---------- Raw records ----------

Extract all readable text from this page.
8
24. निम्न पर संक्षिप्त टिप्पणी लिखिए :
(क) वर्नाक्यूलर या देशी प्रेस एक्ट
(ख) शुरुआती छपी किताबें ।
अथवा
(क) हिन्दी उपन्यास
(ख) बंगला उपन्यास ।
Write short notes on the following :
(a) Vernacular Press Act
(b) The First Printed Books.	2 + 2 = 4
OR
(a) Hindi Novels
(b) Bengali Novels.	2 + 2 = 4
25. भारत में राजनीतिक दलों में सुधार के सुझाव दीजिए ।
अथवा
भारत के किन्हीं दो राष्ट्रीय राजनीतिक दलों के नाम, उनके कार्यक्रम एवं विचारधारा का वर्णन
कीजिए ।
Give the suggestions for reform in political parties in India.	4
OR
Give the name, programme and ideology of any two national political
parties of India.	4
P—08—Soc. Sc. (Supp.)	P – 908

----------
---------- Raw records ----------

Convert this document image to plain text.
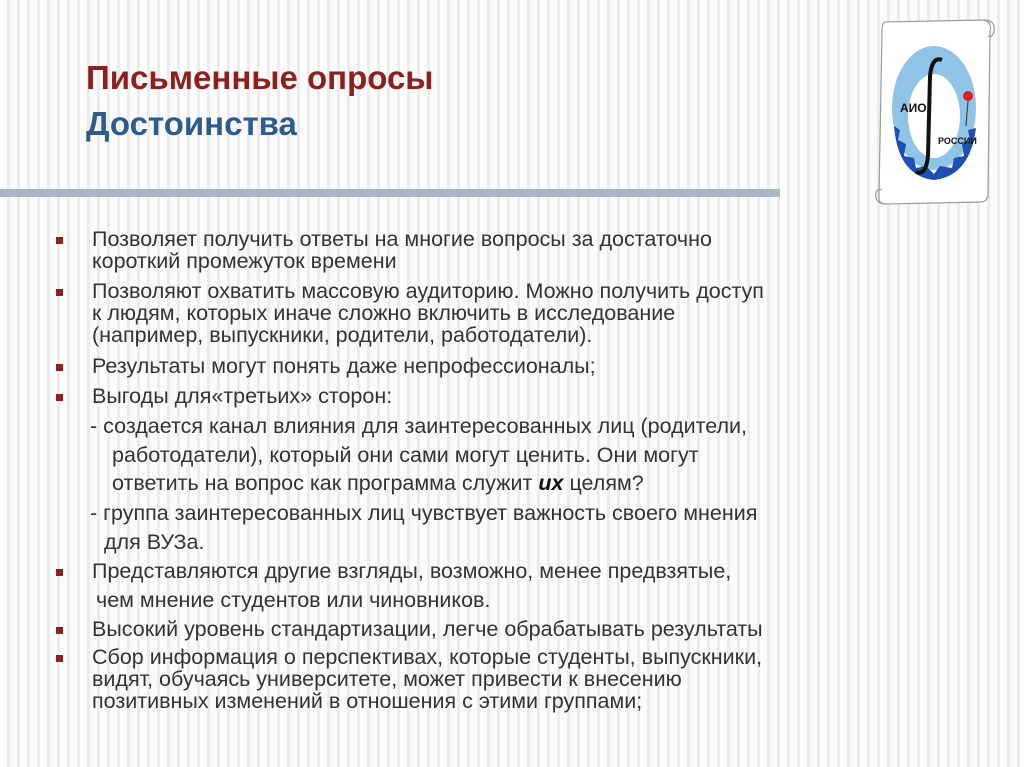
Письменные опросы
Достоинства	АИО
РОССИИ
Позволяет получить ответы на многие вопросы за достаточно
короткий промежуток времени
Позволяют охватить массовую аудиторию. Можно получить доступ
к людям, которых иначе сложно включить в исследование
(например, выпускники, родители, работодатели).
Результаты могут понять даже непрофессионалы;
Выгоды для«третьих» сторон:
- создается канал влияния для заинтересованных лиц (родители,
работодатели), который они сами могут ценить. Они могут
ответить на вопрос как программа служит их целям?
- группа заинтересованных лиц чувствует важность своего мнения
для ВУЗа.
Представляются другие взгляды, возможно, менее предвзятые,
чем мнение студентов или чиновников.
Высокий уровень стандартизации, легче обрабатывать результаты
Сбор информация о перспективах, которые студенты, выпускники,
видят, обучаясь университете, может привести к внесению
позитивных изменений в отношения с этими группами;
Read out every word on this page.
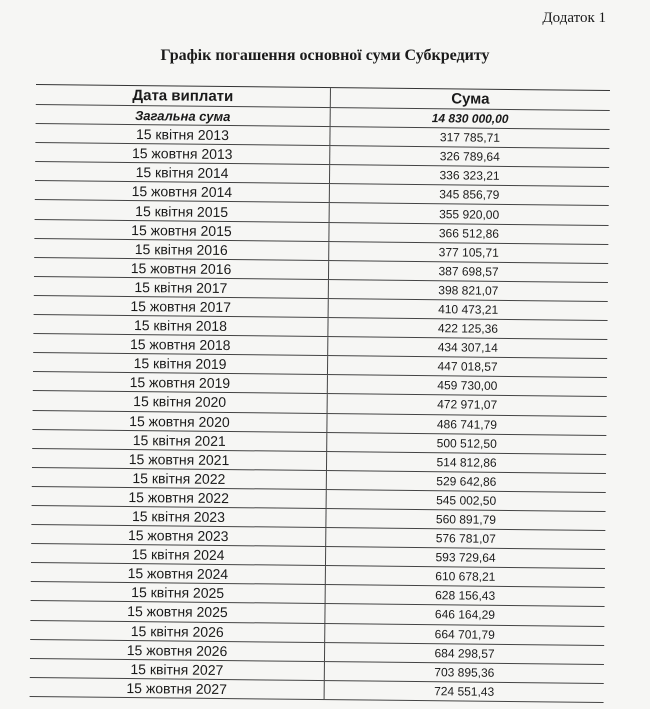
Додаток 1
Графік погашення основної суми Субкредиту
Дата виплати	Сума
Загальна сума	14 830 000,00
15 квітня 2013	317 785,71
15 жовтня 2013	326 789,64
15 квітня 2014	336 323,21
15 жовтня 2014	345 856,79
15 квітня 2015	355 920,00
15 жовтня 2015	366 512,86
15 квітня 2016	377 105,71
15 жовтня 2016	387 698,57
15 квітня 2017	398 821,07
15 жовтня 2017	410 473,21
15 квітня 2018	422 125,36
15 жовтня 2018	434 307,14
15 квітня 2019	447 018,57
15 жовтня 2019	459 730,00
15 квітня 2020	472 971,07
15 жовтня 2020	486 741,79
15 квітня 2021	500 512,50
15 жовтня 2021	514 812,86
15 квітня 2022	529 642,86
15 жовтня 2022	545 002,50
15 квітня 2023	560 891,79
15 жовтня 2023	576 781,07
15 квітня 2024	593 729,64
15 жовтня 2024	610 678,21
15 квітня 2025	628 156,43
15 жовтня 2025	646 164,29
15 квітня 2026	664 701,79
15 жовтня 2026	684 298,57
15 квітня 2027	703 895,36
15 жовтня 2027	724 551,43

----------

## What is asked
Copy each line of the listing that contains the string "родители".

## The reply
(например, выпускники, родители, работодатели).
- создается канал влияния для заинтересованных лиц (родители,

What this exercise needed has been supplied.